GIVEN REQUEST. The entries below are to be transcribed in full, without their images.

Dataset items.
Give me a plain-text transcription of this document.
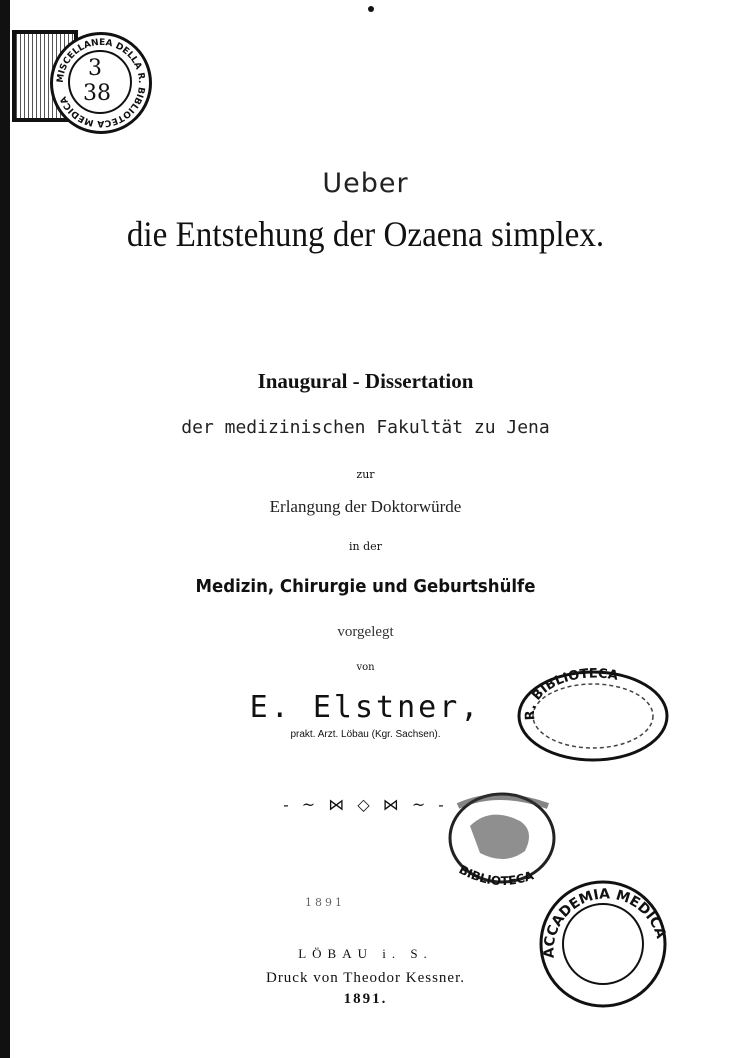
MISCELLANEA DELLA R. BIBLIOTECA MEDICA
3
38
Ueber
die Entstehung der Ozaena simplex.
Inaugural - Dissertation
der medizinischen Fakultät zu Jena
zur
Erlangung der Doktorwürde
in der
Medizin, Chirurgie und Geburtshülfe
vorgelegt
von
E. Elstner,
prakt. Arzt. Löbau (Kgr. Sachsen).
- ~ ⋈ ◇ ⋈ ~ -
1891
LÖBAU i. S.
Druck von Theodor Kessner.
1891.
R. BIBLIOTECA
BIBLIOTECA
ACCADEMIA MEDICA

FINISHED TASK.
Give me a plain-text transcription of this document.
MISCELLANEA DELLA R. BIBLIOTECA MEDICA
3
38
Ueber
die Entstehung der Ozaena simplex.
Inaugural - Dissertation
der medizinischen Fakultät zu Jena
zur
Erlangung der Doktorwürde
in der
Medizin, Chirurgie und Geburtshülfe
vorgelegt
von
E. Elstner,
prakt. Arzt. Löbau (Kgr. Sachsen).
- ~ ⋈ ◇ ⋈ ~ -
1891
LÖBAU i. S.
Druck von Theodor Kessner.
1891.
R. BIBLIOTECA
BIBLIOTECA
ACCADEMIA MEDICA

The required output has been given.